(Challenge)
Give back the whole listing exactly as shown.
- - -
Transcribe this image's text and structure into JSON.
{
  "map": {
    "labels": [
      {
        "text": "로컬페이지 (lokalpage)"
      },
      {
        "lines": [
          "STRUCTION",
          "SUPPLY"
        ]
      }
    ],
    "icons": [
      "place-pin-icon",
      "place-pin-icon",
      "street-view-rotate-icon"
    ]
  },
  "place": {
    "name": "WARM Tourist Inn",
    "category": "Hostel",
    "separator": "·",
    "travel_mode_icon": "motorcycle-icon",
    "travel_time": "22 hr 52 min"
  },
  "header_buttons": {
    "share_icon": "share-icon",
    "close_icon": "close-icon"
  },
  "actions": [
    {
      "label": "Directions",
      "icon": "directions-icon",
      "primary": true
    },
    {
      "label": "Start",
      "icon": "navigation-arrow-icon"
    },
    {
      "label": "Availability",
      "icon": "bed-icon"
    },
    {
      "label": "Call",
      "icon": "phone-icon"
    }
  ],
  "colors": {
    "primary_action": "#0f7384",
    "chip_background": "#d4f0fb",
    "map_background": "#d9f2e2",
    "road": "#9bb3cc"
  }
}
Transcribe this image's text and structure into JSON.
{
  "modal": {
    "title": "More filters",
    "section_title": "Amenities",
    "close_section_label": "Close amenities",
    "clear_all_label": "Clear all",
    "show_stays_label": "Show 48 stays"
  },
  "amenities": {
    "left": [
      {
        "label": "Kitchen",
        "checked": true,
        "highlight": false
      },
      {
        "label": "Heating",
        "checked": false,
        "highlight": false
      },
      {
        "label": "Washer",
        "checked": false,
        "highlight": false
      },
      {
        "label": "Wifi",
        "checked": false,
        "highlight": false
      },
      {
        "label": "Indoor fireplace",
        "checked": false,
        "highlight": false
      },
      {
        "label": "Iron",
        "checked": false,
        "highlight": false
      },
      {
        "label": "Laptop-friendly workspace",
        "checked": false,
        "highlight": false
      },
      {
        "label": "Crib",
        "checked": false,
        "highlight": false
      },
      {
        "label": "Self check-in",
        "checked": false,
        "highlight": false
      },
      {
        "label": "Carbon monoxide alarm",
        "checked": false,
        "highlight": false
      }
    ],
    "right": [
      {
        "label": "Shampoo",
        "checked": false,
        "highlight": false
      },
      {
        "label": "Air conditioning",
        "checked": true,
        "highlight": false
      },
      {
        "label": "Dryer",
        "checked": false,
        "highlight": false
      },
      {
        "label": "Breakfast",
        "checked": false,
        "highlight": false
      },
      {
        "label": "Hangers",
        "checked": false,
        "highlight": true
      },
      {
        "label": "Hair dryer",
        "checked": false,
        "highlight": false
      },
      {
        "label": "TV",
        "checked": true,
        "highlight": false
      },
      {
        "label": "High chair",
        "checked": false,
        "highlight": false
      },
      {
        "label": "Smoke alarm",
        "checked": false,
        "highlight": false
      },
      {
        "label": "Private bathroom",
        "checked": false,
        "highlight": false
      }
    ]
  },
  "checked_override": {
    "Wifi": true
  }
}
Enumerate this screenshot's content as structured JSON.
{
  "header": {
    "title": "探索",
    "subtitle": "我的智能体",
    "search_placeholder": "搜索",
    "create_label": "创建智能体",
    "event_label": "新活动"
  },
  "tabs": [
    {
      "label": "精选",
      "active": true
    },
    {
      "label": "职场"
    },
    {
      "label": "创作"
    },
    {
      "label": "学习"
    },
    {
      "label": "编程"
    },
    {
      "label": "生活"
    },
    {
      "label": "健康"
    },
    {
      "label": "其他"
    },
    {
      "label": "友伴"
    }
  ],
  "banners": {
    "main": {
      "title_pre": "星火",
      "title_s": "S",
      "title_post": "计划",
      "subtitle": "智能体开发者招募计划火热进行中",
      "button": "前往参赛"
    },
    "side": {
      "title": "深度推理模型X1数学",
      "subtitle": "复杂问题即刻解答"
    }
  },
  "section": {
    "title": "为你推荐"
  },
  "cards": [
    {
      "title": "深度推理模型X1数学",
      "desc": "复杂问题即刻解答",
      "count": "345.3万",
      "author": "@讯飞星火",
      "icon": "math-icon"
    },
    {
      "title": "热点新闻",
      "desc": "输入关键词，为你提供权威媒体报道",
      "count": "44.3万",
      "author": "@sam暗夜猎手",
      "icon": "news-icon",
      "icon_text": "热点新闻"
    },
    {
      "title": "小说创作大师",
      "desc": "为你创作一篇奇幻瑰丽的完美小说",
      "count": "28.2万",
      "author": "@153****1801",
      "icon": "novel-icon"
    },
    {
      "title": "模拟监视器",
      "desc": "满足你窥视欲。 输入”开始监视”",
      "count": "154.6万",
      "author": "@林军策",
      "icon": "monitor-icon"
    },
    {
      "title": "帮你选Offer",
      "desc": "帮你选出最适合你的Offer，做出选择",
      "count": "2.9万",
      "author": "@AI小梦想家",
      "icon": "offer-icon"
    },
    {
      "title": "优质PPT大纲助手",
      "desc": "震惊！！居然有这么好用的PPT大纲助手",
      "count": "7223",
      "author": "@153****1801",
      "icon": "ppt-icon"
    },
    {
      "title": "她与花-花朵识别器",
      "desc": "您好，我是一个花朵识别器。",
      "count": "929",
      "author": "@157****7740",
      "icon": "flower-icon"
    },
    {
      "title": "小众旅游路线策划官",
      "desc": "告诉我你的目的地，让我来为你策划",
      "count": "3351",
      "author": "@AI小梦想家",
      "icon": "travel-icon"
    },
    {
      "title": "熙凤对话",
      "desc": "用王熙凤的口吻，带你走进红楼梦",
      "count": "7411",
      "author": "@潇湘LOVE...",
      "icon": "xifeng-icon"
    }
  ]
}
- - -
(Correct answer)
Transcribe this image's text and structure into JSON.
{
  "map": {
    "labels": [
      {
        "text": "로컬페이지 (lokalpage)"
      },
      {
        "lines": [
          "STRUCTION",
          "SUPPLY"
        ]
      }
    ],
    "icons": [
      "place-pin-icon",
      "place-pin-icon",
      "street-view-rotate-icon"
    ]
  },
  "place": {
    "name": "WARM Tourist Inn",
    "category": "Hostel",
    "separator": "·",
    "travel_mode_icon": "motorcycle-icon",
    "travel_time": "22 hr 52 min"
  },
  "header_buttons": {
    "share_icon": "share-icon",
    "close_icon": "close-icon"
  },
  "actions": [
    {
      "label": "Directions",
      "icon": "directions-icon",
      "primary": true
    },
    {
      "label": "Start",
      "icon": "navigation-arrow-icon"
    },
    {
      "label": "Availability",
      "icon": "bed-icon"
    },
    {
      "label": "Call",
      "icon": "phone-icon"
    }
  ],
  "colors": {
    "primary_action": "#0f7384",
    "chip_background": "#d4f0fb",
    "map_background": "#d9f2e2",
    "road": "#9bb3cc"
  }
}
Transcribe this image's text and structure into JSON.
{
  "modal": {
    "title": "More filters",
    "section_title": "Amenities",
    "close_section_label": "Close amenities",
    "clear_all_label": "Clear all",
    "show_stays_label": "Show 48 stays"
  },
  "amenities": {
    "left": [
      {
        "label": "Kitchen",
        "checked": true,
        "highlight": false
      },
      {
        "label": "Heating",
        "checked": false,
        "highlight": false
      },
      {
        "label": "Washer",
        "checked": false,
        "highlight": false
      },
      {
        "label": "Wifi",
        "checked": false,
        "highlight": false
      },
      {
        "label": "Indoor fireplace",
        "checked": false,
        "highlight": false
      },
      {
        "label": "Iron",
        "checked": false,
        "highlight": false
      },
      {
        "label": "Laptop-friendly workspace",
        "checked": false,
        "highlight": false
      },
      {
        "label": "Crib",
        "checked": false,
        "highlight": false
      },
      {
        "label": "Self check-in",
        "checked": false,
        "highlight": false
      },
      {
        "label": "Carbon monoxide alarm",
        "checked": false,
        "highlight": false
      }
    ],
    "right": [
      {
        "label": "Shampoo",
        "checked": false,
        "highlight": false
      },
      {
        "label": "Air conditioning",
        "checked": true,
        "highlight": false
      },
      {
        "label": "Dryer",
        "checked": false,
        "highlight": false
      },
      {
        "label": "Breakfast",
        "checked": false,
        "highlight": false
      },
      {
        "label": "Hangers",
        "checked": false,
        "highlight": true
      },
      {
        "label": "Hair dryer",
        "checked": false,
        "highlight": false
      },
      {
        "label": "TV",
        "checked": true,
        "highlight": false
      },
      {
        "label": "High chair",
        "checked": false,
        "highlight": false
      },
      {
        "label": "Smoke alarm",
        "checked": false,
        "highlight": false
      },
      {
        "label": "Private bathroom",
        "checked": false,
        "highlight": false
      }
    ]
  },
  "checked_override": {
    "Wifi": true
  }
}
Enumerate this screenshot's content as structured JSON.
{
  "header": {
    "title": "探索",
    "subtitle": "我的智能体",
    "search_placeholder": "搜索",
    "create_label": "创建智能体",
    "event_label": "新活动"
  },
  "tabs": [
    {
      "label": "精选",
      "active": true
    },
    {
      "label": "职场"
    },
    {
      "label": "创作"
    },
    {
      "label": "学习"
    },
    {
      "label": "编程"
    },
    {
      "label": "生活"
    },
    {
      "label": "健康"
    },
    {
      "label": "其他"
    },
    {
      "label": "友伴"
    }
  ],
  "banners": {
    "main": {
      "title_pre": "星火",
      "title_s": "S",
      "title_post": "计划",
      "subtitle": "智能体开发者招募计划火热进行中",
      "button": "前往参赛"
    },
    "side": {
      "title": "深度推理模型X1数学",
      "subtitle": "复杂问题即刻解答"
    }
  },
  "section": {
    "title": "为你推荐"
  },
  "cards": [
    {
      "title": "深度推理模型X1数学",
      "desc": "复杂问题即刻解答",
      "count": "345.3万",
      "author": "@讯飞星火",
      "icon": "math-icon"
    },
    {
      "title": "热点新闻",
      "desc": "输入关键词，为你提供权威媒体报道",
      "count": "44.3万",
      "author": "@sam暗夜猎手",
      "icon": "news-icon",
      "icon_text": "热点新闻"
    },
    {
      "title": "小说创作大师",
      "desc": "为你创作一篇奇幻瑰丽的完美小说",
      "count": "28.2万",
      "author": "@153****1801",
      "icon": "novel-icon"
    },
    {
      "title": "模拟监视器",
      "desc": "满足你窥视欲。 输入”开始监视”",
      "count": "154.6万",
      "author": "@林军策",
      "icon": "monitor-icon"
    },
    {
      "title": "帮你选Offer",
      "desc": "帮你选出最适合你的Offer，做出选择",
      "count": "2.9万",
      "author": "@AI小梦想家",
      "icon": "offer-icon"
    },
    {
      "title": "优质PPT大纲助手",
      "desc": "震惊！！居然有这么好用的PPT大纲助手",
      "count": "7223",
      "author": "@153****1801",
      "icon": "ppt-icon"
    },
    {
      "title": "她与花-花朵识别器",
      "desc": "您好，我是一个花朵识别器。",
      "count": "929",
      "author": "@157****7740",
      "icon": "flower-icon"
    },
    {
      "title": "小众旅游路线策划官",
      "desc": "告诉我你的目的地，让我来为你策划",
      "count": "3351",
      "author": "@AI小梦想家",
      "icon": "travel-icon"
    },
    {
      "title": "熙凤对话",
      "desc": "用王熙凤的口吻，带你走进红楼梦",
      "count": "7411",
      "author": "@潇湘LOVE...",
      "icon": "xifeng-icon"
    }
  ]
}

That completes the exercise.